## Extracted data

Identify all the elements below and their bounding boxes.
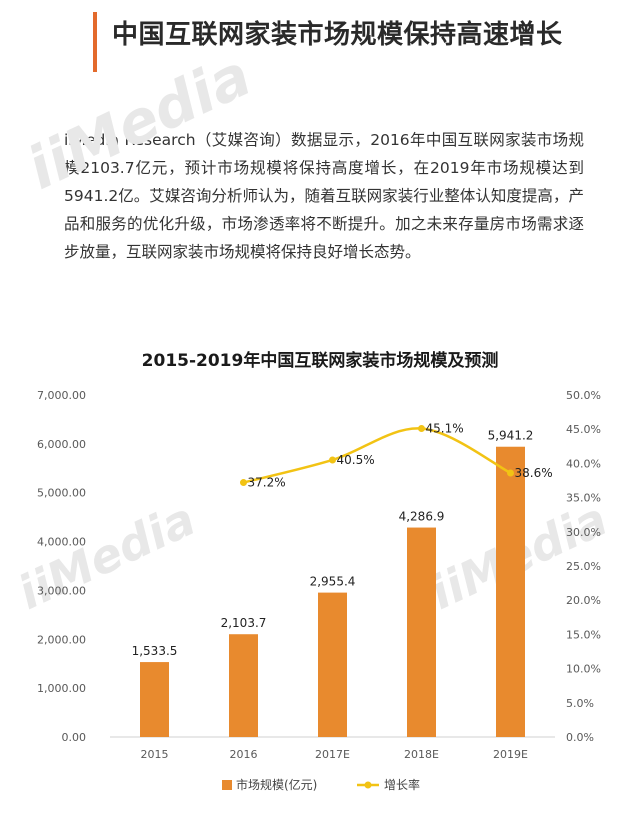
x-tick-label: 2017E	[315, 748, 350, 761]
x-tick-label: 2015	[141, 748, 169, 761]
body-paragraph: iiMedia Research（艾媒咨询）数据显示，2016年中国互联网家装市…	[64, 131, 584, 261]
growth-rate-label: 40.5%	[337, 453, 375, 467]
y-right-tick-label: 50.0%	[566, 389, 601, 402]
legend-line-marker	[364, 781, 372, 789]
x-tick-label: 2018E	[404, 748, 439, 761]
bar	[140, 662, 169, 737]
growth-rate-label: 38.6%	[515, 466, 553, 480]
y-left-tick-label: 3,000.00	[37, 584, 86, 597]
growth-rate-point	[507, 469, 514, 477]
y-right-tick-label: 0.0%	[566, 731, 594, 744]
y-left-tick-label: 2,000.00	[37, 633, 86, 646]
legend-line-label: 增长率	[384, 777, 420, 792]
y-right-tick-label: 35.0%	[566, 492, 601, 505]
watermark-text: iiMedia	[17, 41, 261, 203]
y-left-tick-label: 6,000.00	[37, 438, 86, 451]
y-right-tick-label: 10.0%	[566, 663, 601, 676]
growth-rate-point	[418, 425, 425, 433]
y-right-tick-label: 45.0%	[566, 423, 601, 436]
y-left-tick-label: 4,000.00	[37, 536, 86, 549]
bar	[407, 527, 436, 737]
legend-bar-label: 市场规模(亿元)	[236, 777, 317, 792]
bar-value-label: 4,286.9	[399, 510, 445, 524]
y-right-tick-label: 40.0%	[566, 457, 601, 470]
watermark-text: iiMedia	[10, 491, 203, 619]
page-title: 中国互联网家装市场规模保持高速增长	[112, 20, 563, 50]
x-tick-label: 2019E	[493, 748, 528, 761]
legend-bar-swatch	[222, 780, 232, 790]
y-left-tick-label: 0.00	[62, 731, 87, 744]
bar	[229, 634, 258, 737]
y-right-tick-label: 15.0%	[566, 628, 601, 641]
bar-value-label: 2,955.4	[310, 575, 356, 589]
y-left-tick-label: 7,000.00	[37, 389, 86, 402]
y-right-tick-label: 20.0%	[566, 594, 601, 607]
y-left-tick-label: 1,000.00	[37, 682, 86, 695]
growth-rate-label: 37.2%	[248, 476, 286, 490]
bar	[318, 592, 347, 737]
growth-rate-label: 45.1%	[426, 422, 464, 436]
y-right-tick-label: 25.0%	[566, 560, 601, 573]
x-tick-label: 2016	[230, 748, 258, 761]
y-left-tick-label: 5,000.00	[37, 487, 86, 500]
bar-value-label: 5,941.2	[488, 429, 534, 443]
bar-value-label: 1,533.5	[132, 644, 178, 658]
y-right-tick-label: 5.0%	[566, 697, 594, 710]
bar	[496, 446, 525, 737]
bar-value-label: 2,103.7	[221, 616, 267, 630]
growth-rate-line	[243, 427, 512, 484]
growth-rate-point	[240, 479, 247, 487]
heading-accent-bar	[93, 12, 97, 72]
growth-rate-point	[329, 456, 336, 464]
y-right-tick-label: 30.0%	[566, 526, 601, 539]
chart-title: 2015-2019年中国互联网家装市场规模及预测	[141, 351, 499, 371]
==
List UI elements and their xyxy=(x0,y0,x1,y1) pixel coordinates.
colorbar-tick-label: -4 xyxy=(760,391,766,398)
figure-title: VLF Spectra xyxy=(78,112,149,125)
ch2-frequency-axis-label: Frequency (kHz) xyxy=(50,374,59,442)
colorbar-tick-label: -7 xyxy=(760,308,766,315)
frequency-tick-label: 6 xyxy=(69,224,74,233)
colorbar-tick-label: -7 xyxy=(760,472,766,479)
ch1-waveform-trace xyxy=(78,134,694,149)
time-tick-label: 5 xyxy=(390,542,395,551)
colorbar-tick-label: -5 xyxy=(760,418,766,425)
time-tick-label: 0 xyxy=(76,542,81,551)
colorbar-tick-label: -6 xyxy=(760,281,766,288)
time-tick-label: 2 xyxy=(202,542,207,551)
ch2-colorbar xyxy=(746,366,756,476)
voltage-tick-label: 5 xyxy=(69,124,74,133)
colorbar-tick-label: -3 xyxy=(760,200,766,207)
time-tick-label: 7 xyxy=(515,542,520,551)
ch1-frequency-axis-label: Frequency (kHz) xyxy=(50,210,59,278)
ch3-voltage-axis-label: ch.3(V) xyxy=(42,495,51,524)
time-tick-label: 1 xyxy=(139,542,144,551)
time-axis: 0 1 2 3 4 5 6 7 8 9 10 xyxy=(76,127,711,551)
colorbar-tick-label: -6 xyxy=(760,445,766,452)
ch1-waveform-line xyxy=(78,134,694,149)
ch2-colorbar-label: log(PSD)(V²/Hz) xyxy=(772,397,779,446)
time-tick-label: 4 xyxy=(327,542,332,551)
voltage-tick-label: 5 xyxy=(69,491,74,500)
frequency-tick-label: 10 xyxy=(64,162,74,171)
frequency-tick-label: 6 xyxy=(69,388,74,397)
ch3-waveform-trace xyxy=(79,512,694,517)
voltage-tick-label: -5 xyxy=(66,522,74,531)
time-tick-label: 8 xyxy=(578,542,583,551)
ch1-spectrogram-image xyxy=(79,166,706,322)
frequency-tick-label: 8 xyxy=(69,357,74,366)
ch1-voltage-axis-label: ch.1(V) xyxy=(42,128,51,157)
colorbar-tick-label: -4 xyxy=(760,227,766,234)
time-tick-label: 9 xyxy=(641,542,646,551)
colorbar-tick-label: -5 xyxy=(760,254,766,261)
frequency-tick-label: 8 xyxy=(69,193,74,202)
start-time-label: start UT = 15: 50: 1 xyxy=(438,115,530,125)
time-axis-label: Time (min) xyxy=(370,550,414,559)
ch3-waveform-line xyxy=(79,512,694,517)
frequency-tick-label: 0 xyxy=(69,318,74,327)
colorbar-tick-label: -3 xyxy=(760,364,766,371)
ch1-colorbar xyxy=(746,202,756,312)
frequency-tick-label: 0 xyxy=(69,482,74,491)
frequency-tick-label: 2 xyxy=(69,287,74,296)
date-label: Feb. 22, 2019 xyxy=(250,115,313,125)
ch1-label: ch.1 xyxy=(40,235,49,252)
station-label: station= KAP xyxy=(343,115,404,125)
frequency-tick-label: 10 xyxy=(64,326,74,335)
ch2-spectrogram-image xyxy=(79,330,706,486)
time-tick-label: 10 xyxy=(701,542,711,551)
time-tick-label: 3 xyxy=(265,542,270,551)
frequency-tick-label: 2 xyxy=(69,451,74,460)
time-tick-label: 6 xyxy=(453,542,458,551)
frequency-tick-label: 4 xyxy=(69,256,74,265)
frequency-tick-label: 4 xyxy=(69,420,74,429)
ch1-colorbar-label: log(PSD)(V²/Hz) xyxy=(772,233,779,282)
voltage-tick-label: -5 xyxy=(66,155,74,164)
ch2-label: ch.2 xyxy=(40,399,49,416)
...
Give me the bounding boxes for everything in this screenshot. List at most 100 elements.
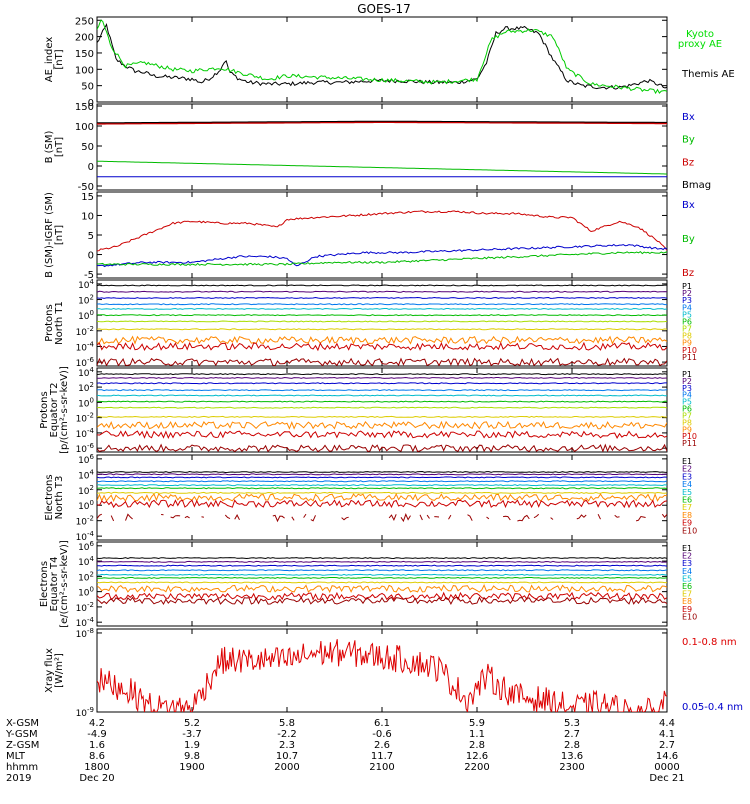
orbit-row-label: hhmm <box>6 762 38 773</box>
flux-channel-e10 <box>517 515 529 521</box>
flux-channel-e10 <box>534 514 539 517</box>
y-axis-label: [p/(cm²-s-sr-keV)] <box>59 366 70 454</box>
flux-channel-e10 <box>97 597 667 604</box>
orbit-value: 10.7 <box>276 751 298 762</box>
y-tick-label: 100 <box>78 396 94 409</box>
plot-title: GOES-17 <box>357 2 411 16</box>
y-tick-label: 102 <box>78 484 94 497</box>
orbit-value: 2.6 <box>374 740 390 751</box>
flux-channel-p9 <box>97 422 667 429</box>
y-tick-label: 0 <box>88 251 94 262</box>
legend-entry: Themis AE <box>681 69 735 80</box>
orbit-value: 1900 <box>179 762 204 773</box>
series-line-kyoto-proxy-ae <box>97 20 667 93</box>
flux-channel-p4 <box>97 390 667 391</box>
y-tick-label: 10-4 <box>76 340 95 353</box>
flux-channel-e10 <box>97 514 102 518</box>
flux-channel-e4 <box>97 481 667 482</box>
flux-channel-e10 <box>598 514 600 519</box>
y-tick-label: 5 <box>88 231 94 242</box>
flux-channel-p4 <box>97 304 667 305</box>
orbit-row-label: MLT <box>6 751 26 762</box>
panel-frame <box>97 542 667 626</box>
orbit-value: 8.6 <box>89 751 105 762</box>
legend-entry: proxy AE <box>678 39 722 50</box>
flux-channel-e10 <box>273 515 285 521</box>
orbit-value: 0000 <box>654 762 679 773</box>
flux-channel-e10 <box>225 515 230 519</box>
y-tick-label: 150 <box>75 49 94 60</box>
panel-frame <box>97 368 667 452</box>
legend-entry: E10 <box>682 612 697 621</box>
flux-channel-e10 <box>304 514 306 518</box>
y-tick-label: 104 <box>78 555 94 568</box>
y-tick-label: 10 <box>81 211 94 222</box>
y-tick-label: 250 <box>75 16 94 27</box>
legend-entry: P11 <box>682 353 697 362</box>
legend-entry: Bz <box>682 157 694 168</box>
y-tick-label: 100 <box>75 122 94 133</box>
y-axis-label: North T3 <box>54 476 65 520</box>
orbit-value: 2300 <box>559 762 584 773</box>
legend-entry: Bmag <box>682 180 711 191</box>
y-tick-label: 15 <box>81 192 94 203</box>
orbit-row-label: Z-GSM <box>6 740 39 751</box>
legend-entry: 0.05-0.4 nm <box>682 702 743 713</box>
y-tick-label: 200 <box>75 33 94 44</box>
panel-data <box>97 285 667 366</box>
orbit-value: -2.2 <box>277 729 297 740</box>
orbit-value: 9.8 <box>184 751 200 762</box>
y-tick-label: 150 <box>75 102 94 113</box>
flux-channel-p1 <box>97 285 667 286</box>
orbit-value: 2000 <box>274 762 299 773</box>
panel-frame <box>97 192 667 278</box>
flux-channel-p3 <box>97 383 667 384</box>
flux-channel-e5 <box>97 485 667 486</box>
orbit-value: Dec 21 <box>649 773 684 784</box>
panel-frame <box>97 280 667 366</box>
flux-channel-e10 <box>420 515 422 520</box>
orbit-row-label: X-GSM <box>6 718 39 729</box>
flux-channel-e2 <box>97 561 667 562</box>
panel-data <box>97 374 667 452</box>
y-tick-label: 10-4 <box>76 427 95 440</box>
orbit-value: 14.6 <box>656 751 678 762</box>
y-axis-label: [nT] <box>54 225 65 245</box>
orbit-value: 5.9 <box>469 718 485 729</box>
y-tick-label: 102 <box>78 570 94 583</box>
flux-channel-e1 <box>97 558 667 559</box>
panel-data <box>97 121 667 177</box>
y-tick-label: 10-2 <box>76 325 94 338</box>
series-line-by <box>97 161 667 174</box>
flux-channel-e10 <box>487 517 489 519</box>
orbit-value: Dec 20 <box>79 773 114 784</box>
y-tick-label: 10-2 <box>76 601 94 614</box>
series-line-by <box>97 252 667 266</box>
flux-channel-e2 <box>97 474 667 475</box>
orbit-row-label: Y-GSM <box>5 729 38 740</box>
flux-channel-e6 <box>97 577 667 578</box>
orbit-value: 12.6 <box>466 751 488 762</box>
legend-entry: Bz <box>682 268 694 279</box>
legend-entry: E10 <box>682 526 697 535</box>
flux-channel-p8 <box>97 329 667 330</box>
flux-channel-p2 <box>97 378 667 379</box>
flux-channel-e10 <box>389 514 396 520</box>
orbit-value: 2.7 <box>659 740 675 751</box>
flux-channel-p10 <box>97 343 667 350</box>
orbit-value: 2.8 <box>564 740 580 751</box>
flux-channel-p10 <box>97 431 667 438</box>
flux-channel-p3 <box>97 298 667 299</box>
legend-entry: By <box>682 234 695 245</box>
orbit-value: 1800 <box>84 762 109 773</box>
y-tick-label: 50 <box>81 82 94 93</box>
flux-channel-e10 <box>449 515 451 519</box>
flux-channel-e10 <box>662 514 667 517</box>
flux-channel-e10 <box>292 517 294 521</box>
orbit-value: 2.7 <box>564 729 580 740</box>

## Given problem
Quote, word for word, the stretch of lines from the one containing "748, 350, 761]" through the one containing "777, 420, 792]", both included.

## Reply to the task
x-tick-label: 2017E	[315, 748, 350, 761]
x-tick-label: 2015	[141, 748, 169, 761]
body-paragraph: iiMedia Research（艾媒咨询）数据显示，2016年中国互联网家装市…	[64, 131, 584, 261]
growth-rate-label: 40.5%	[337, 453, 375, 467]
y-right-tick-label: 50.0%	[566, 389, 601, 402]
legend-line-marker	[364, 781, 372, 789]
x-tick-label: 2018E	[404, 748, 439, 761]
bar	[140, 662, 169, 737]
growth-rate-label: 38.6%	[515, 466, 553, 480]
y-left-tick-label: 3,000.00	[37, 584, 86, 597]
growth-rate-point	[507, 469, 514, 477]
y-right-tick-label: 0.0%	[566, 731, 594, 744]
y-left-tick-label: 2,000.00	[37, 633, 86, 646]
legend-line-label: 增长率	[384, 777, 420, 792]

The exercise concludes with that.